Task to carry out
Verbatim output of all the material below is required.

Recorded information
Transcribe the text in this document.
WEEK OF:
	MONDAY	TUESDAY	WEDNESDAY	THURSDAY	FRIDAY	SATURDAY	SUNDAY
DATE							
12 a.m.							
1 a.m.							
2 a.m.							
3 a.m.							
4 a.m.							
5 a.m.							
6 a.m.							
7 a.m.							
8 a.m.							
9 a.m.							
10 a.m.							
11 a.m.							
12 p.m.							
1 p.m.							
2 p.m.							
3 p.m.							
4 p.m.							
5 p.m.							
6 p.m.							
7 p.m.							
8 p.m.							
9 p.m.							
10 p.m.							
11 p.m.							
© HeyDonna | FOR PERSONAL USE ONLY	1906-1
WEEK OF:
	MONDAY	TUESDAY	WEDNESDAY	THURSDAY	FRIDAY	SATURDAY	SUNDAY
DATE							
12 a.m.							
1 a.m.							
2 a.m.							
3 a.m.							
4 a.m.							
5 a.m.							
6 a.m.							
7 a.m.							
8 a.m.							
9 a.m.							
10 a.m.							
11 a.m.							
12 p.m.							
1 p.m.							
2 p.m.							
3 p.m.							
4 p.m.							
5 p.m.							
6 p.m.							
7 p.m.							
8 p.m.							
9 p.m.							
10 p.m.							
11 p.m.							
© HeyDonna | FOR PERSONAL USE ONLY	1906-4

Written response
Transcribe the text in this document.
WEEK OF:
	MONDAY	TUESDAY	WEDNESDAY	THURSDAY	FRIDAY	SATURDAY	SUNDAY
DATE							
12 a.m.							
1 a.m.							
2 a.m.							
3 a.m.							
4 a.m.							
5 a.m.							
6 a.m.							
7 a.m.							
8 a.m.							
9 a.m.							
10 a.m.							
11 a.m.							
12 p.m.							
1 p.m.							
2 p.m.							
3 p.m.							
4 p.m.							
5 p.m.							
6 p.m.							
7 p.m.							
8 p.m.							
9 p.m.							
10 p.m.							
11 p.m.							
© HeyDonna | FOR PERSONAL USE ONLY	1906-1
WEEK OF:
	MONDAY	TUESDAY	WEDNESDAY	THURSDAY	FRIDAY	SATURDAY	SUNDAY
DATE							
12 a.m.							
1 a.m.							
2 a.m.							
3 a.m.							
4 a.m.							
5 a.m.							
6 a.m.							
7 a.m.							
8 a.m.							
9 a.m.							
10 a.m.							
11 a.m.							
12 p.m.							
1 p.m.							
2 p.m.							
3 p.m.							
4 p.m.							
5 p.m.							
6 p.m.							
7 p.m.							
8 p.m.							
9 p.m.							
10 p.m.							
11 p.m.							
© HeyDonna | FOR PERSONAL USE ONLY	1906-4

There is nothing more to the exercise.